#### [Direction]
Restate every line of the material, word for word.

Dataset excerpt
● ● ●
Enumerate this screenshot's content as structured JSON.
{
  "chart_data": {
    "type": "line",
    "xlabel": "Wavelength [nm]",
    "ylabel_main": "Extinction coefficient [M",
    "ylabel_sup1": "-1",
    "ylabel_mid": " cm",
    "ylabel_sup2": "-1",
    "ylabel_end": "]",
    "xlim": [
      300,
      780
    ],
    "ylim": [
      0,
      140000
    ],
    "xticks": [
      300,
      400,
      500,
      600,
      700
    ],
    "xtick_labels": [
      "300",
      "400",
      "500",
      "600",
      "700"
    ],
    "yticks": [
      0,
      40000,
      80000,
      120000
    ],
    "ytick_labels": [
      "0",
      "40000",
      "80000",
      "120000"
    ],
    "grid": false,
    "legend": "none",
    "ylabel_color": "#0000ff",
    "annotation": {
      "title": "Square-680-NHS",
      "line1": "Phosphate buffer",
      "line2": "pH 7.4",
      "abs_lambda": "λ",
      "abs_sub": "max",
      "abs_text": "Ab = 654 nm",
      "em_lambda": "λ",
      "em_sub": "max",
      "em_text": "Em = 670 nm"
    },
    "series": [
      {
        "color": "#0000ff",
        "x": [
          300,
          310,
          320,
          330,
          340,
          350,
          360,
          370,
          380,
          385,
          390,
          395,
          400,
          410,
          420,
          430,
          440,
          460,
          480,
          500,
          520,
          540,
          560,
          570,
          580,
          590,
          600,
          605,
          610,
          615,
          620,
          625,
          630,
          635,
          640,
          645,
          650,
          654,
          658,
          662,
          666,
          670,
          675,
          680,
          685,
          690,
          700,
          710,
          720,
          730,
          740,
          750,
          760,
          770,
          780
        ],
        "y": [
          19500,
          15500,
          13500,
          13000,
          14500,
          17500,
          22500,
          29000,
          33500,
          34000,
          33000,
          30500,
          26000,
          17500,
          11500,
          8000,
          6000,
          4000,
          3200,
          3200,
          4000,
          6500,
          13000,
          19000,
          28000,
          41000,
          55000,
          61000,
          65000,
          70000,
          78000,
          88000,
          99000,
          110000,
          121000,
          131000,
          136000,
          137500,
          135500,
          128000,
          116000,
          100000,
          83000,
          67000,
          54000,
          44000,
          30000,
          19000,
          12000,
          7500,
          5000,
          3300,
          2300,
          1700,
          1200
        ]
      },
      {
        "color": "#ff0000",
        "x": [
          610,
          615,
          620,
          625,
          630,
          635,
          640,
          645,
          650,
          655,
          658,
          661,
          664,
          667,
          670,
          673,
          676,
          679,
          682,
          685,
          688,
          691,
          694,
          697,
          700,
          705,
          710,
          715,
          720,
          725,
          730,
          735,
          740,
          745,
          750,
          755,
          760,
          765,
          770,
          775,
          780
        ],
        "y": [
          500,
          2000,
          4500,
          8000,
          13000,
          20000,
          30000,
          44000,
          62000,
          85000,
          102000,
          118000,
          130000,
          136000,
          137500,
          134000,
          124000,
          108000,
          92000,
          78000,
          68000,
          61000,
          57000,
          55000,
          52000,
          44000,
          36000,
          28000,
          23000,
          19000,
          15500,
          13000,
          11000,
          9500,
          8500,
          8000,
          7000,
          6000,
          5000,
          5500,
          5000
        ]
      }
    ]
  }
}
● ● ●
#### [Result of the task]
Enumerate this screenshot's content as structured JSON.
{
  "chart_data": {
    "type": "line",
    "xlabel": "Wavelength [nm]",
    "ylabel_main": "Extinction coefficient [M",
    "ylabel_sup1": "-1",
    "ylabel_mid": " cm",
    "ylabel_sup2": "-1",
    "ylabel_end": "]",
    "xlim": [
      300,
      780
    ],
    "ylim": [
      0,
      140000
    ],
    "xticks": [
      300,
      400,
      500,
      600,
      700
    ],
    "xtick_labels": [
      "300",
      "400",
      "500",
      "600",
      "700"
    ],
    "yticks": [
      0,
      40000,
      80000,
      120000
    ],
    "ytick_labels": [
      "0",
      "40000",
      "80000",
      "120000"
    ],
    "grid": false,
    "legend": "none",
    "ylabel_color": "#0000ff",
    "annotation": {
      "title": "Square-680-NHS",
      "line1": "Phosphate buffer",
      "line2": "pH 7.4",
      "abs_lambda": "λ",
      "abs_sub": "max",
      "abs_text": "Ab = 654 nm",
      "em_lambda": "λ",
      "em_sub": "max",
      "em_text": "Em = 670 nm"
    },
    "series": [
      {
        "color": "#0000ff",
        "x": [
          300,
          310,
          320,
          330,
          340,
          350,
          360,
          370,
          380,
          385,
          390,
          395,
          400,
          410,
          420,
          430,
          440,
          460,
          480,
          500,
          520,
          540,
          560,
          570,
          580,
          590,
          600,
          605,
          610,
          615,
          620,
          625,
          630,
          635,
          640,
          645,
          650,
          654,
          658,
          662,
          666,
          670,
          675,
          680,
          685,
          690,
          700,
          710,
          720,
          730,
          740,
          750,
          760,
          770,
          780
        ],
        "y": [
          19500,
          15500,
          13500,
          13000,
          14500,
          17500,
          22500,
          29000,
          33500,
          34000,
          33000,
          30500,
          26000,
          17500,
          11500,
          8000,
          6000,
          4000,
          3200,
          3200,
          4000,
          6500,
          13000,
          19000,
          28000,
          41000,
          55000,
          61000,
          65000,
          70000,
          78000,
          88000,
          99000,
          110000,
          121000,
          131000,
          136000,
          137500,
          135500,
          128000,
          116000,
          100000,
          83000,
          67000,
          54000,
          44000,
          30000,
          19000,
          12000,
          7500,
          5000,
          3300,
          2300,
          1700,
          1200
        ]
      },
      {
        "color": "#ff0000",
        "x": [
          610,
          615,
          620,
          625,
          630,
          635,
          640,
          645,
          650,
          655,
          658,
          661,
          664,
          667,
          670,
          673,
          676,
          679,
          682,
          685,
          688,
          691,
          694,
          697,
          700,
          705,
          710,
          715,
          720,
          725,
          730,
          735,
          740,
          745,
          750,
          755,
          760,
          765,
          770,
          775,
          780
        ],
        "y": [
          500,
          2000,
          4500,
          8000,
          13000,
          20000,
          30000,
          44000,
          62000,
          85000,
          102000,
          118000,
          130000,
          136000,
          137500,
          134000,
          124000,
          108000,
          92000,
          78000,
          68000,
          61000,
          57000,
          55000,
          52000,
          44000,
          36000,
          28000,
          23000,
          19000,
          15500,
          13000,
          11000,
          9500,
          8500,
          8000,
          7000,
          6000,
          5000,
          5500,
          5000
        ]
      }
    ]
  }
}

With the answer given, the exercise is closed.